_데이터 영역_:
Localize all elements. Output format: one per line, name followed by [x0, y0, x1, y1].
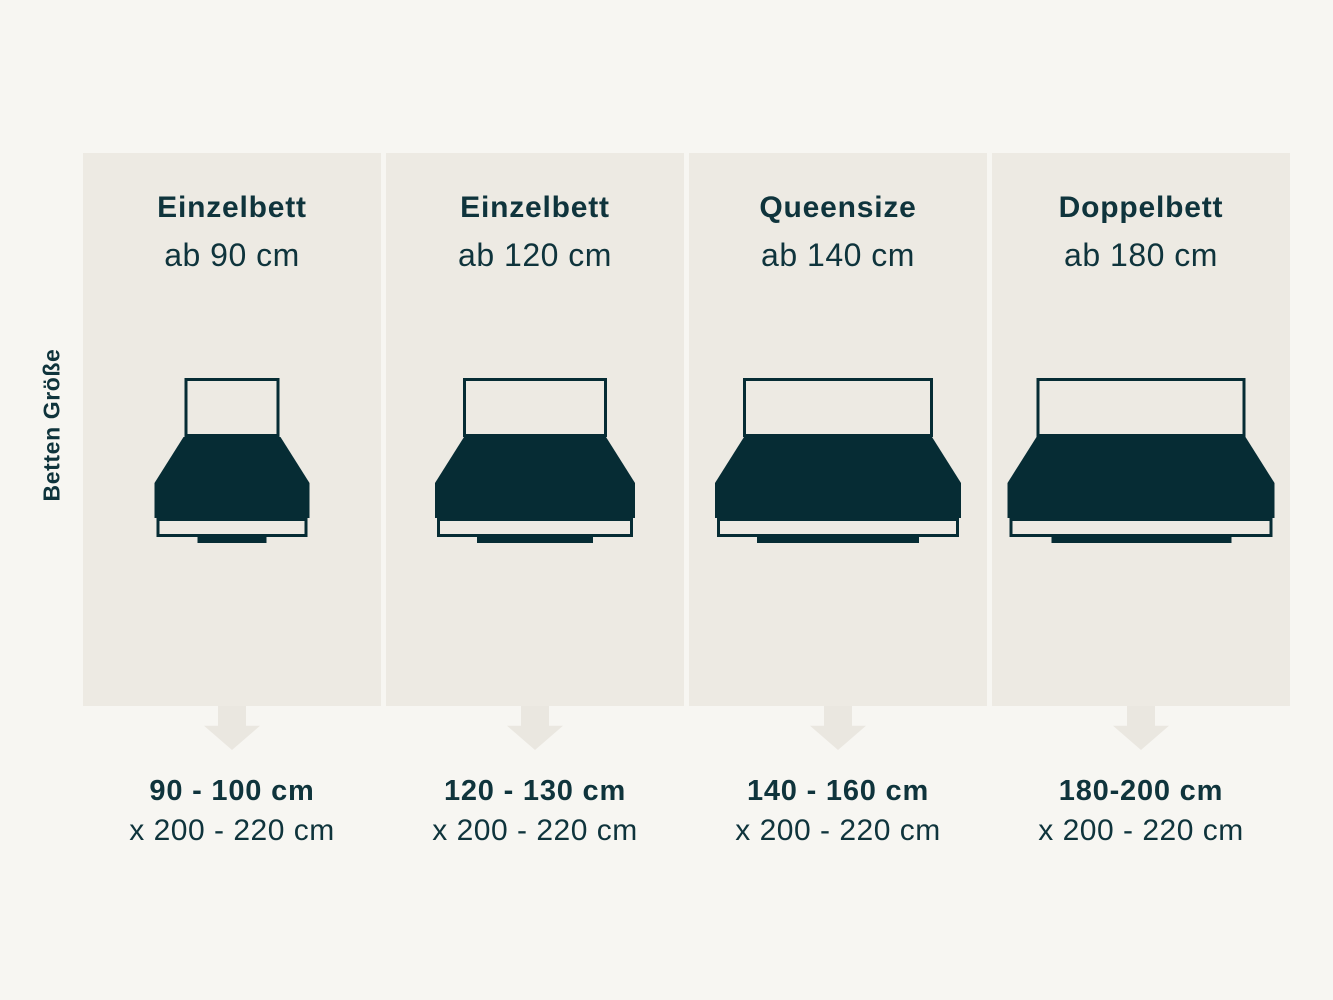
- bed-duvet-body: [154, 483, 310, 518]
- bed-headboard: [184, 378, 280, 437]
- size-caption: 90 - 100 cm x 200 - 220 cm: [83, 771, 381, 851]
- bed-duvet-top: [715, 437, 961, 483]
- bed-icon: [715, 378, 961, 543]
- column-header: Doppelbett ab 180 cm: [992, 153, 1290, 275]
- bed-duvet-top: [1007, 437, 1275, 483]
- axis-label-betten-groesse: Betten Größe: [38, 348, 65, 502]
- bed-frame: [156, 518, 308, 537]
- column-header: Einzelbett ab 120 cm: [386, 153, 684, 275]
- bed-icon: [435, 378, 635, 543]
- length-range-label: x 200 - 220 cm: [432, 814, 638, 847]
- bed-headboard: [1036, 378, 1246, 437]
- size-range-label: 180-200 cm: [1058, 775, 1224, 807]
- down-arrow-icon: [204, 706, 260, 750]
- bed-duvet-top: [435, 437, 635, 483]
- length-range-label: x 200 - 220 cm: [1038, 814, 1244, 847]
- bed-min-width-label: ab 120 cm: [458, 237, 612, 273]
- down-arrow-icon: [810, 706, 866, 750]
- bed-type-title: Queensize: [759, 191, 917, 224]
- size-range-label: 120 - 130 cm: [443, 775, 627, 807]
- bed-icon: [154, 378, 310, 543]
- bed-foot: [1051, 537, 1231, 543]
- bed-frame: [437, 518, 633, 537]
- size-caption: 120 - 130 cm x 200 - 220 cm: [386, 771, 684, 851]
- down-arrow-icon: [507, 706, 563, 750]
- bed-duvet-body: [715, 483, 961, 518]
- bed-duvet-top: [154, 437, 310, 483]
- length-range-label: x 200 - 220 cm: [735, 814, 941, 847]
- bed-headboard: [743, 378, 933, 437]
- bed-foot: [757, 537, 919, 543]
- bed-foot: [477, 537, 593, 543]
- bed-foot: [197, 537, 267, 543]
- bed-frame: [1009, 518, 1273, 537]
- size-range-label: 140 - 160 cm: [746, 775, 930, 807]
- bed-duvet-body: [1007, 483, 1275, 518]
- size-caption: 140 - 160 cm x 200 - 220 cm: [689, 771, 987, 851]
- bed-size-column-queensize-140: Queensize ab 140 cm: [689, 153, 987, 706]
- bed-size-column-einzelbett-120: Einzelbett ab 120 cm: [386, 153, 684, 706]
- bed-type-title: Doppelbett: [1058, 191, 1224, 224]
- bed-min-width-label: ab 90 cm: [164, 237, 300, 273]
- bed-size-column-doppelbett-180: Doppelbett ab 180 cm: [992, 153, 1290, 706]
- bed-min-width-label: ab 140 cm: [761, 237, 915, 273]
- column-header: Queensize ab 140 cm: [689, 153, 987, 275]
- bed-duvet-body: [435, 483, 635, 518]
- column-header: Einzelbett ab 90 cm: [83, 153, 381, 275]
- bed-type-title: Einzelbett: [460, 191, 610, 224]
- bed-type-title: Einzelbett: [157, 191, 307, 224]
- size-caption: 180-200 cm x 200 - 220 cm: [992, 771, 1290, 851]
- size-range-label: 90 - 100 cm: [149, 775, 315, 807]
- bed-size-column-einzelbett-90: Einzelbett ab 90 cm: [83, 153, 381, 706]
- bed-icon: [1007, 378, 1275, 543]
- length-range-label: x 200 - 220 cm: [129, 814, 335, 847]
- bed-frame: [717, 518, 959, 537]
- down-arrow-icon: [1113, 706, 1169, 750]
- bed-min-width-label: ab 180 cm: [1064, 237, 1218, 273]
- bed-headboard: [463, 378, 607, 437]
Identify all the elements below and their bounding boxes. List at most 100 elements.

_요구 사항_:
위 데이터에서 "- bed-duvet-body: [154, 483, 310, 518]" 문자열이 포함된 줄로 시작해 "- column-header: Einzelbett ab 90" 문자열이 포함된 줄로 끝나는 구간을 한 글자도 바꾸지 말고 그대로 다시 출력하라. 시작 줄과 끝 줄도 포함한다.

_출력 결과_:
- bed-duvet-body: [154, 483, 310, 518]
- bed-headboard: [184, 378, 280, 437]
- size-caption: 90 - 100 cm x 200 - 220 cm: [83, 771, 381, 851]
- bed-duvet-top: [715, 437, 961, 483]
- bed-icon: [715, 378, 961, 543]
- column-header: Doppelbett ab 180 cm: [992, 153, 1290, 275]
- bed-duvet-top: [1007, 437, 1275, 483]
- axis-label-betten-groesse: Betten Größe: [38, 348, 65, 502]
- bed-frame: [156, 518, 308, 537]
- column-header: Einzelbett ab 120 cm: [386, 153, 684, 275]
- bed-icon: [435, 378, 635, 543]
- length-range-label: x 200 - 220 cm: [432, 814, 638, 847]
- bed-headboard: [1036, 378, 1246, 437]
- size-range-label: 180-200 cm: [1058, 775, 1224, 807]
- down-arrow-icon: [204, 706, 260, 750]
- bed-duvet-top: [435, 437, 635, 483]
- length-range-label: x 200 - 220 cm: [1038, 814, 1244, 847]
- bed-min-width-label: ab 120 cm: [458, 237, 612, 273]
- down-arrow-icon: [810, 706, 866, 750]
- bed-type-title: Queensize: [759, 191, 917, 224]
- size-range-label: 120 - 130 cm: [443, 775, 627, 807]
- bed-icon: [154, 378, 310, 543]
- bed-foot: [1051, 537, 1231, 543]
- bed-frame: [437, 518, 633, 537]
- size-caption: 120 - 130 cm x 200 - 220 cm: [386, 771, 684, 851]
- down-arrow-icon: [507, 706, 563, 750]
- bed-duvet-body: [715, 483, 961, 518]
- bed-duvet-top: [154, 437, 310, 483]
- length-range-label: x 200 - 220 cm: [735, 814, 941, 847]
- bed-headboard: [743, 378, 933, 437]
- bed-foot: [757, 537, 919, 543]
- bed-foot: [477, 537, 593, 543]
- bed-foot: [197, 537, 267, 543]
- bed-frame: [1009, 518, 1273, 537]
- size-range-label: 140 - 160 cm: [746, 775, 930, 807]
- bed-duvet-body: [1007, 483, 1275, 518]
- size-caption: 140 - 160 cm x 200 - 220 cm: [689, 771, 987, 851]
- bed-size-column-queensize-140: Queensize ab 140 cm: [689, 153, 987, 706]
- bed-size-column-einzelbett-120: Einzelbett ab 120 cm: [386, 153, 684, 706]
- bed-type-title: Doppelbett: [1058, 191, 1224, 224]
- bed-min-width-label: ab 90 cm: [164, 237, 300, 273]
- bed-size-column-doppelbett-180: Doppelbett ab 180 cm: [992, 153, 1290, 706]
- bed-min-width-label: ab 140 cm: [761, 237, 915, 273]
- column-header: Queensize ab 140 cm: [689, 153, 987, 275]
- bed-duvet-body: [435, 483, 635, 518]
- column-header: Einzelbett ab 90 cm: [83, 153, 381, 275]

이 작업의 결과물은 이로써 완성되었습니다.